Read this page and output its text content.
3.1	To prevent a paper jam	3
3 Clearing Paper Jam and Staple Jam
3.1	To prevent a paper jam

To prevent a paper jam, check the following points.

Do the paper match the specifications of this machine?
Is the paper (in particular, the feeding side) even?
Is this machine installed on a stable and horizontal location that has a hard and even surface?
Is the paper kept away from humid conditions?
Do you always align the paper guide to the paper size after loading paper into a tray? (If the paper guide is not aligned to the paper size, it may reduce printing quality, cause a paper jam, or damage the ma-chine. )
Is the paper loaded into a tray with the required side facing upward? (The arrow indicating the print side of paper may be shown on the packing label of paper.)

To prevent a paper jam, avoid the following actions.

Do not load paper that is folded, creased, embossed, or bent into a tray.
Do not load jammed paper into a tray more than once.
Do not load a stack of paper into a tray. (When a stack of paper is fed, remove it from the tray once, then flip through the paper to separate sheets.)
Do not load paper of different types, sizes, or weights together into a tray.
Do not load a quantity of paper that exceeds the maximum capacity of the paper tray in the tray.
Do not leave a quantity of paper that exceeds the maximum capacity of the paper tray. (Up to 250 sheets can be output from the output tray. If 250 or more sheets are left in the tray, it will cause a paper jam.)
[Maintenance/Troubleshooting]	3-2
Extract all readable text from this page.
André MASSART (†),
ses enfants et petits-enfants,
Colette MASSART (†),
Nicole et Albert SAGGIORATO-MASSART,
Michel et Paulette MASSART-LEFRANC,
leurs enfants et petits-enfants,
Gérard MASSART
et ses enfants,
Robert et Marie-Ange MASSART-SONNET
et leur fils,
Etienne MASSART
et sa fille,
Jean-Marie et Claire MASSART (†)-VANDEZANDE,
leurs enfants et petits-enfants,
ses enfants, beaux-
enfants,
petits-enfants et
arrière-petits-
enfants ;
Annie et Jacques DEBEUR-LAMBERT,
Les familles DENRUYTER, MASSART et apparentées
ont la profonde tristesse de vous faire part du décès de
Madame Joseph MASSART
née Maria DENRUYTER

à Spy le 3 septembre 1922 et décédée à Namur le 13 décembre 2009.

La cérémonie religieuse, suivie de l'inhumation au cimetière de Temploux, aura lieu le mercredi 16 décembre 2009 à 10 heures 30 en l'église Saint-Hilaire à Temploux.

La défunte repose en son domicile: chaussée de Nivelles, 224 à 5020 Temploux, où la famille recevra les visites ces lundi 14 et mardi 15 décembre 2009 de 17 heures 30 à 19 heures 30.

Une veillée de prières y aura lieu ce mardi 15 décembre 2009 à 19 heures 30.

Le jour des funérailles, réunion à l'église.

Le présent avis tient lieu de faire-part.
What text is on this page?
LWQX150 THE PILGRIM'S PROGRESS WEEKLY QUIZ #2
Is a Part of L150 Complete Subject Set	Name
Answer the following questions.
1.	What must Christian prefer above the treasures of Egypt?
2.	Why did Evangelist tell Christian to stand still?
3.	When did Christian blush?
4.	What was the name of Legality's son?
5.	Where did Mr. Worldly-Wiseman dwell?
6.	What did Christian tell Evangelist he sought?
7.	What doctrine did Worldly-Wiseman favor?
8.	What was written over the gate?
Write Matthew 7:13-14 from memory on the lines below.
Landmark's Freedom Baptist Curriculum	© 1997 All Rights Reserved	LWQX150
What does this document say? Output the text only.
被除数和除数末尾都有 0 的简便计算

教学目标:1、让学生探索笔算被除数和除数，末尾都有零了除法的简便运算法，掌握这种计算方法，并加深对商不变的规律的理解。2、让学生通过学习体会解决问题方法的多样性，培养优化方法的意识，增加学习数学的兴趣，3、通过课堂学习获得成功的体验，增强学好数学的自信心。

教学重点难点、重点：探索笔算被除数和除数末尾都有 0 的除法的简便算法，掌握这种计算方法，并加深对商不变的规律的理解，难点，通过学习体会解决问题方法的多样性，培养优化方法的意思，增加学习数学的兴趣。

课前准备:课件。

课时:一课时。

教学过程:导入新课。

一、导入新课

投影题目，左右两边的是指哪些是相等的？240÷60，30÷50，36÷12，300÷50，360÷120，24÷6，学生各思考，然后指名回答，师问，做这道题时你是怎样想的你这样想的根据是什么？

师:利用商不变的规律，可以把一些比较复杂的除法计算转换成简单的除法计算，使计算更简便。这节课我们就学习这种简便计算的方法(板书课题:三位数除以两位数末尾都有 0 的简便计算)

+ + + + + + +

(Objective): Write out the lines above from the one containing "What does this" through the last, exactly as they are.

(Finished task):
What does this document say? Output the text only.
被除数和除数末尾都有 0 的简便计算

教学目标:1、让学生探索笔算被除数和除数，末尾都有零了除法的简便运算法，掌握这种计算方法，并加深对商不变的规律的理解。2、让学生通过学习体会解决问题方法的多样性，培养优化方法的意识，增加学习数学的兴趣，3、通过课堂学习获得成功的体验，增强学好数学的自信心。

教学重点难点、重点：探索笔算被除数和除数末尾都有 0 的除法的简便算法，掌握这种计算方法，并加深对商不变的规律的理解，难点，通过学习体会解决问题方法的多样性，培养优化方法的意思，增加学习数学的兴趣。

课前准备:课件。

课时:一课时。

教学过程:导入新课。

一、导入新课

投影题目，左右两边的是指哪些是相等的？240÷60，30÷50，36÷12，300÷50，360÷120，24÷6，学生各思考，然后指名回答，师问，做这道题时你是怎样想的你这样想的根据是什么？

师:利用商不变的规律，可以把一些比较复杂的除法计算转换成简单的除法计算，使计算更简便。这节课我们就学习这种简便计算的方法(板书课题:三位数除以两位数末尾都有 0 的简便计算)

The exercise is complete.